═══ Provided data ═══

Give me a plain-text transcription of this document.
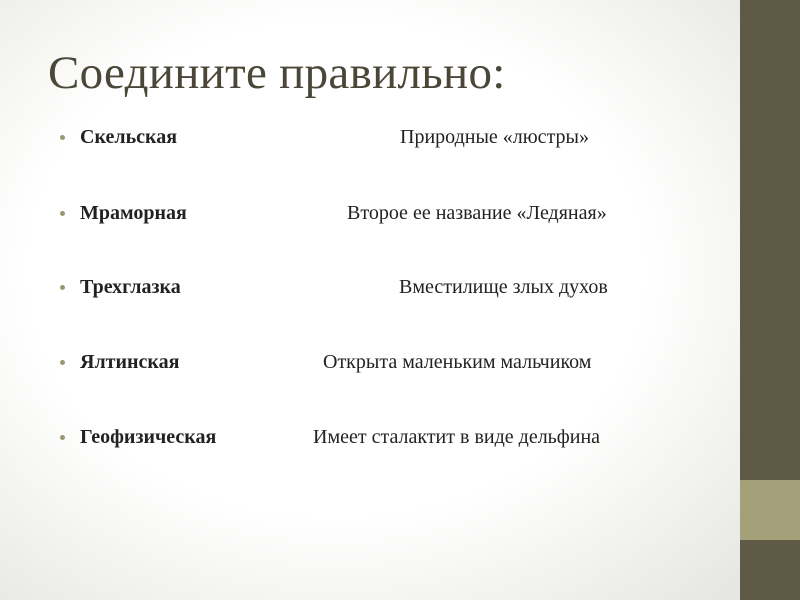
Соедините правильно:
Скельская	Природные «люстры»
Мраморная	Второе ее название «Ледяная»
Трехглазка	Вместилище злых духов
Ялтинская	Открыта маленьким мальчиком
Геофизическая	Имеет сталактит в виде дельфина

═══

(What you will do):
Retype every entry verbatim and exclude the pictures from the copy.

(Task response):
Give me a plain-text transcription of this document.
Соедините правильно:
Скельская	Природные «люстры»
Мраморная	Второе ее название «Ледяная»
Трехглазка	Вместилище злых духов
Ялтинская	Открыта маленьким мальчиком
Геофизическая	Имеет сталактит в виде дельфина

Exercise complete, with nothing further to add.